§ **DIRECTIONS**
Copy all of the material exactly. Pictures are not to appear in the copy.

+ + +

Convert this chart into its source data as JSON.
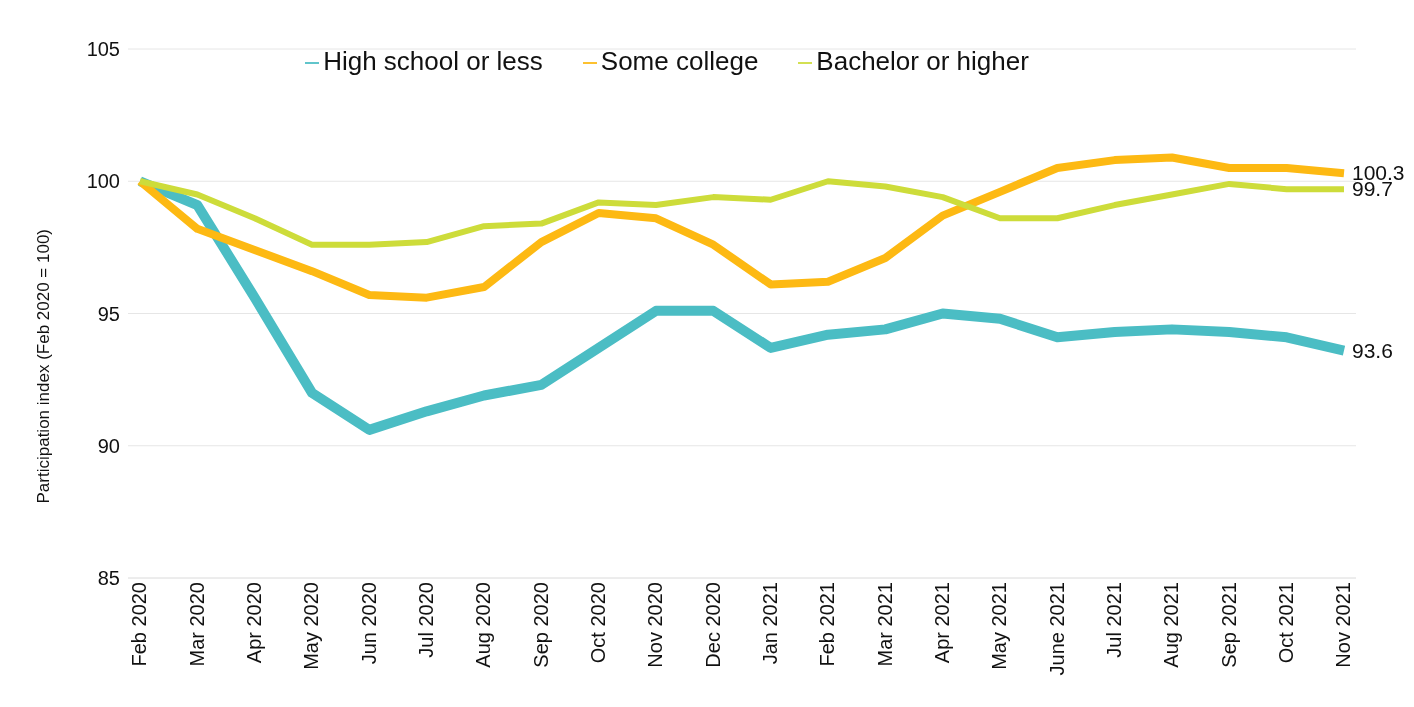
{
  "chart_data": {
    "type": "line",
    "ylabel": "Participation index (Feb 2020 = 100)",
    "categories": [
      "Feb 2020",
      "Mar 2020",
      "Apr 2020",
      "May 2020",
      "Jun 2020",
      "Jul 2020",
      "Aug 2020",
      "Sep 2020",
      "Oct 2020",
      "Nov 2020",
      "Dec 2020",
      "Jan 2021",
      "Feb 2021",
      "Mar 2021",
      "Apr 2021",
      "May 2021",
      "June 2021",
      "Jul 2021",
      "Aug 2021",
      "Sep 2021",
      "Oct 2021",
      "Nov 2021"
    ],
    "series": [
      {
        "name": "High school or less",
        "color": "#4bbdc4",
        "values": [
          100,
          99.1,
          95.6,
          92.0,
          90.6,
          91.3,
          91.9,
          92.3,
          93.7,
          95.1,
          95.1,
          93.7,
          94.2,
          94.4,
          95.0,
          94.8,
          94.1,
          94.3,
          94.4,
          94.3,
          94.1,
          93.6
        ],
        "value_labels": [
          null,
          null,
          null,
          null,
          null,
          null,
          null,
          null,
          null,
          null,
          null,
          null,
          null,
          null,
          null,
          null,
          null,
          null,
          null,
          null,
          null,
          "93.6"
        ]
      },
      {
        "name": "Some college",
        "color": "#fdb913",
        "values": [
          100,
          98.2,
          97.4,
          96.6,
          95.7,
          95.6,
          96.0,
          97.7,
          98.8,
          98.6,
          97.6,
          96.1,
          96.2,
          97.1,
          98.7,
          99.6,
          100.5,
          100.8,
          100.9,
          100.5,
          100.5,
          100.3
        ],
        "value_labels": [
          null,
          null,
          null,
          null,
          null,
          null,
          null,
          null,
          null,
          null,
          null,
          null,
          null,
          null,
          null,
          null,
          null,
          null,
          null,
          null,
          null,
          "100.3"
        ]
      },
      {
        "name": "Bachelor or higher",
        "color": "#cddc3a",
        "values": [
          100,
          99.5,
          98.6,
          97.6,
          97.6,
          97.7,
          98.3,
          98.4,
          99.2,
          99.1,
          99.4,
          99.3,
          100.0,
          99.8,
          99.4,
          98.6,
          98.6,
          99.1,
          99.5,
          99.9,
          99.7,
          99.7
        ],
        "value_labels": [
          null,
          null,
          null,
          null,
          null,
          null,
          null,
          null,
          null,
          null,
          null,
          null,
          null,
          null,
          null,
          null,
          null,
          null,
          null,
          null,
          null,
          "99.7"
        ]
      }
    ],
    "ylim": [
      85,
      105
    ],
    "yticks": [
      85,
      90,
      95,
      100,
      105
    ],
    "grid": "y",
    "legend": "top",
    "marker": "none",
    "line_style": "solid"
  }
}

+ + +

§ **FULL ANSWER**
Convert this chart into its source data as JSON.
{
  "chart_data": {
    "type": "line",
    "ylabel": "Participation index (Feb 2020 = 100)",
    "categories": [
      "Feb 2020",
      "Mar 2020",
      "Apr 2020",
      "May 2020",
      "Jun 2020",
      "Jul 2020",
      "Aug 2020",
      "Sep 2020",
      "Oct 2020",
      "Nov 2020",
      "Dec 2020",
      "Jan 2021",
      "Feb 2021",
      "Mar 2021",
      "Apr 2021",
      "May 2021",
      "June 2021",
      "Jul 2021",
      "Aug 2021",
      "Sep 2021",
      "Oct 2021",
      "Nov 2021"
    ],
    "series": [
      {
        "name": "High school or less",
        "color": "#4bbdc4",
        "values": [
          100,
          99.1,
          95.6,
          92.0,
          90.6,
          91.3,
          91.9,
          92.3,
          93.7,
          95.1,
          95.1,
          93.7,
          94.2,
          94.4,
          95.0,
          94.8,
          94.1,
          94.3,
          94.4,
          94.3,
          94.1,
          93.6
        ],
        "value_labels": [
          null,
          null,
          null,
          null,
          null,
          null,
          null,
          null,
          null,
          null,
          null,
          null,
          null,
          null,
          null,
          null,
          null,
          null,
          null,
          null,
          null,
          "93.6"
        ]
      },
      {
        "name": "Some college",
        "color": "#fdb913",
        "values": [
          100,
          98.2,
          97.4,
          96.6,
          95.7,
          95.6,
          96.0,
          97.7,
          98.8,
          98.6,
          97.6,
          96.1,
          96.2,
          97.1,
          98.7,
          99.6,
          100.5,
          100.8,
          100.9,
          100.5,
          100.5,
          100.3
        ],
        "value_labels": [
          null,
          null,
          null,
          null,
          null,
          null,
          null,
          null,
          null,
          null,
          null,
          null,
          null,
          null,
          null,
          null,
          null,
          null,
          null,
          null,
          null,
          "100.3"
        ]
      },
      {
        "name": "Bachelor or higher",
        "color": "#cddc3a",
        "values": [
          100,
          99.5,
          98.6,
          97.6,
          97.6,
          97.7,
          98.3,
          98.4,
          99.2,
          99.1,
          99.4,
          99.3,
          100.0,
          99.8,
          99.4,
          98.6,
          98.6,
          99.1,
          99.5,
          99.9,
          99.7,
          99.7
        ],
        "value_labels": [
          null,
          null,
          null,
          null,
          null,
          null,
          null,
          null,
          null,
          null,
          null,
          null,
          null,
          null,
          null,
          null,
          null,
          null,
          null,
          null,
          null,
          "99.7"
        ]
      }
    ],
    "ylim": [
      85,
      105
    ],
    "yticks": [
      85,
      90,
      95,
      100,
      105
    ],
    "grid": "y",
    "legend": "top",
    "marker": "none",
    "line_style": "solid"
  }
}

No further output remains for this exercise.